Directive. Write the records out again, keeping each line exactly as it is.
▽
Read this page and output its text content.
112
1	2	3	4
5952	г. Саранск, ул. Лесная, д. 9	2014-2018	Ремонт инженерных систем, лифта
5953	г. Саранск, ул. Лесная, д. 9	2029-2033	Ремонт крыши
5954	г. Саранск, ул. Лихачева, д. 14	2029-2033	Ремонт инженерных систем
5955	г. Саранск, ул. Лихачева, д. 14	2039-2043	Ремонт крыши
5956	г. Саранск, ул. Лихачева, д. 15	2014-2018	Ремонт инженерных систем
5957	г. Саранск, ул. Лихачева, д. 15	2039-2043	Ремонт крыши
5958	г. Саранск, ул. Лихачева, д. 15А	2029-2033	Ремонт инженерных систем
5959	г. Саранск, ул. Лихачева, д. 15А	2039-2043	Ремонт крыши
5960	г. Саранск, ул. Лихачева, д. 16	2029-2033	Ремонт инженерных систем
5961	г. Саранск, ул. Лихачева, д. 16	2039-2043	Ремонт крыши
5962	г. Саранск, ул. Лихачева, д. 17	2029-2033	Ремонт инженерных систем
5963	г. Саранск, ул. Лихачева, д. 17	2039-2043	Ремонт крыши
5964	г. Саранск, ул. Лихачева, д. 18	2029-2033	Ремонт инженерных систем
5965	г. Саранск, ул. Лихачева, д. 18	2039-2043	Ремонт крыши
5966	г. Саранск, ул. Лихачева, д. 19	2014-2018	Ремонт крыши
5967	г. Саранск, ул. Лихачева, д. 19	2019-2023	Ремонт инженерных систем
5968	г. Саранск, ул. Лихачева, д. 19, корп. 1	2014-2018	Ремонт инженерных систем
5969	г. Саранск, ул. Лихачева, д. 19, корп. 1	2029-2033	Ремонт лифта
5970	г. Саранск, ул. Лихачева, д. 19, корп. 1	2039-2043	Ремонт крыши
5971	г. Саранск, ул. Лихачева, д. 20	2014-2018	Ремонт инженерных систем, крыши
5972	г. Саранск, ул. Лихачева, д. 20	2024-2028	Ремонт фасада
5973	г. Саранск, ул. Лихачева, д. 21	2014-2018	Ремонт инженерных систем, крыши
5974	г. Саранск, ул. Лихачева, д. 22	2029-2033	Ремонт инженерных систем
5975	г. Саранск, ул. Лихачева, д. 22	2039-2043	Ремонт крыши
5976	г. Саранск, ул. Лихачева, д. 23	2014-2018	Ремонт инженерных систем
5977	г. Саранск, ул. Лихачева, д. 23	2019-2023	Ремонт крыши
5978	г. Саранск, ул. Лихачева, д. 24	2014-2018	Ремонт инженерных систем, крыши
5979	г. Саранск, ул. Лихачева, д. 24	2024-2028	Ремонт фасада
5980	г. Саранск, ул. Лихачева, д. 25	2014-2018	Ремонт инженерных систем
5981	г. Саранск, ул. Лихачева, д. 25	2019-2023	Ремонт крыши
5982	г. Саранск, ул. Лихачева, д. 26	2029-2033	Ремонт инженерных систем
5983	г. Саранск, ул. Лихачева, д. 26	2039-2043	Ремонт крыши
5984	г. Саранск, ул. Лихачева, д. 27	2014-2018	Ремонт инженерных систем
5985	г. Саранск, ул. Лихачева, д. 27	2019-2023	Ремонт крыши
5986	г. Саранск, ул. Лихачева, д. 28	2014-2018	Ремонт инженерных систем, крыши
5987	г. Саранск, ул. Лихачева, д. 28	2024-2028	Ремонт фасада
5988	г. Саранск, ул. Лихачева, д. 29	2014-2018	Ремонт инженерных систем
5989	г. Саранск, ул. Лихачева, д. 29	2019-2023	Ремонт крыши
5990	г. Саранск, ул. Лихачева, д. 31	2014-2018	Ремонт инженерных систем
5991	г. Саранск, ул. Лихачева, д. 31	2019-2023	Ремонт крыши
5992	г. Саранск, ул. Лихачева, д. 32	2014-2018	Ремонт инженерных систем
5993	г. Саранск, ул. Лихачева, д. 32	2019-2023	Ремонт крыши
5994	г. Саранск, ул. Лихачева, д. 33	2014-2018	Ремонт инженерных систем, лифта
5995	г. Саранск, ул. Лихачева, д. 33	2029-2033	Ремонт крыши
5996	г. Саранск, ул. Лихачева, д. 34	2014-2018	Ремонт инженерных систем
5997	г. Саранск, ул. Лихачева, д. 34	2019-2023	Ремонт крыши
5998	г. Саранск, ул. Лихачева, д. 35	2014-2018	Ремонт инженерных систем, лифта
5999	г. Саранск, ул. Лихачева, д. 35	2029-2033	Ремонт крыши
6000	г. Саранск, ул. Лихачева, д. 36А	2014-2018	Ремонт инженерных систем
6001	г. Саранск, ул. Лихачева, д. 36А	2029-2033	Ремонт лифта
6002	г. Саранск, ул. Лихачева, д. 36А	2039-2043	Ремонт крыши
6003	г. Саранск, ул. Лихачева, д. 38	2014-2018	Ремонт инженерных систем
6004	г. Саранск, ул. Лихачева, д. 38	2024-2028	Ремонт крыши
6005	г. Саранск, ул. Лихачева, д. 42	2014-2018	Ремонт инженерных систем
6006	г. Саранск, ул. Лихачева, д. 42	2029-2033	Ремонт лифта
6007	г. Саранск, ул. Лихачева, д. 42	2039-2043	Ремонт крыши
△
Written solution.
Read this page and output its text content.
112
1	2	3	4
5952	г. Саранск, ул. Лесная, д. 9	2014-2018	Ремонт инженерных систем, лифта
5953	г. Саранск, ул. Лесная, д. 9	2029-2033	Ремонт крыши
5954	г. Саранск, ул. Лихачева, д. 14	2029-2033	Ремонт инженерных систем
5955	г. Саранск, ул. Лихачева, д. 14	2039-2043	Ремонт крыши
5956	г. Саранск, ул. Лихачева, д. 15	2014-2018	Ремонт инженерных систем
5957	г. Саранск, ул. Лихачева, д. 15	2039-2043	Ремонт крыши
5958	г. Саранск, ул. Лихачева, д. 15А	2029-2033	Ремонт инженерных систем
5959	г. Саранск, ул. Лихачева, д. 15А	2039-2043	Ремонт крыши
5960	г. Саранск, ул. Лихачева, д. 16	2029-2033	Ремонт инженерных систем
5961	г. Саранск, ул. Лихачева, д. 16	2039-2043	Ремонт крыши
5962	г. Саранск, ул. Лихачева, д. 17	2029-2033	Ремонт инженерных систем
5963	г. Саранск, ул. Лихачева, д. 17	2039-2043	Ремонт крыши
5964	г. Саранск, ул. Лихачева, д. 18	2029-2033	Ремонт инженерных систем
5965	г. Саранск, ул. Лихачева, д. 18	2039-2043	Ремонт крыши
5966	г. Саранск, ул. Лихачева, д. 19	2014-2018	Ремонт крыши
5967	г. Саранск, ул. Лихачева, д. 19	2019-2023	Ремонт инженерных систем
5968	г. Саранск, ул. Лихачева, д. 19, корп. 1	2014-2018	Ремонт инженерных систем
5969	г. Саранск, ул. Лихачева, д. 19, корп. 1	2029-2033	Ремонт лифта
5970	г. Саранск, ул. Лихачева, д. 19, корп. 1	2039-2043	Ремонт крыши
5971	г. Саранск, ул. Лихачева, д. 20	2014-2018	Ремонт инженерных систем, крыши
5972	г. Саранск, ул. Лихачева, д. 20	2024-2028	Ремонт фасада
5973	г. Саранск, ул. Лихачева, д. 21	2014-2018	Ремонт инженерных систем, крыши
5974	г. Саранск, ул. Лихачева, д. 22	2029-2033	Ремонт инженерных систем
5975	г. Саранск, ул. Лихачева, д. 22	2039-2043	Ремонт крыши
5976	г. Саранск, ул. Лихачева, д. 23	2014-2018	Ремонт инженерных систем
5977	г. Саранск, ул. Лихачева, д. 23	2019-2023	Ремонт крыши
5978	г. Саранск, ул. Лихачева, д. 24	2014-2018	Ремонт инженерных систем, крыши
5979	г. Саранск, ул. Лихачева, д. 24	2024-2028	Ремонт фасада
5980	г. Саранск, ул. Лихачева, д. 25	2014-2018	Ремонт инженерных систем
5981	г. Саранск, ул. Лихачева, д. 25	2019-2023	Ремонт крыши
5982	г. Саранск, ул. Лихачева, д. 26	2029-2033	Ремонт инженерных систем
5983	г. Саранск, ул. Лихачева, д. 26	2039-2043	Ремонт крыши
5984	г. Саранск, ул. Лихачева, д. 27	2014-2018	Ремонт инженерных систем
5985	г. Саранск, ул. Лихачева, д. 27	2019-2023	Ремонт крыши
5986	г. Саранск, ул. Лихачева, д. 28	2014-2018	Ремонт инженерных систем, крыши
5987	г. Саранск, ул. Лихачева, д. 28	2024-2028	Ремонт фасада
5988	г. Саранск, ул. Лихачева, д. 29	2014-2018	Ремонт инженерных систем
5989	г. Саранск, ул. Лихачева, д. 29	2019-2023	Ремонт крыши
5990	г. Саранск, ул. Лихачева, д. 31	2014-2018	Ремонт инженерных систем
5991	г. Саранск, ул. Лихачева, д. 31	2019-2023	Ремонт крыши
5992	г. Саранск, ул. Лихачева, д. 32	2014-2018	Ремонт инженерных систем
5993	г. Саранск, ул. Лихачева, д. 32	2019-2023	Ремонт крыши
5994	г. Саранск, ул. Лихачева, д. 33	2014-2018	Ремонт инженерных систем, лифта
5995	г. Саранск, ул. Лихачева, д. 33	2029-2033	Ремонт крыши
5996	г. Саранск, ул. Лихачева, д. 34	2014-2018	Ремонт инженерных систем
5997	г. Саранск, ул. Лихачева, д. 34	2019-2023	Ремонт крыши
5998	г. Саранск, ул. Лихачева, д. 35	2014-2018	Ремонт инженерных систем, лифта
5999	г. Саранск, ул. Лихачева, д. 35	2029-2033	Ремонт крыши
6000	г. Саранск, ул. Лихачева, д. 36А	2014-2018	Ремонт инженерных систем
6001	г. Саранск, ул. Лихачева, д. 36А	2029-2033	Ремонт лифта
6002	г. Саранск, ул. Лихачева, д. 36А	2039-2043	Ремонт крыши
6003	г. Саранск, ул. Лихачева, д. 38	2014-2018	Ремонт инженерных систем
6004	г. Саранск, ул. Лихачева, д. 38	2024-2028	Ремонт крыши
6005	г. Саранск, ул. Лихачева, д. 42	2014-2018	Ремонт инженерных систем
6006	г. Саранск, ул. Лихачева, д. 42	2029-2033	Ремонт лифта
6007	г. Саранск, ул. Лихачева, д. 42	2039-2043	Ремонт крыши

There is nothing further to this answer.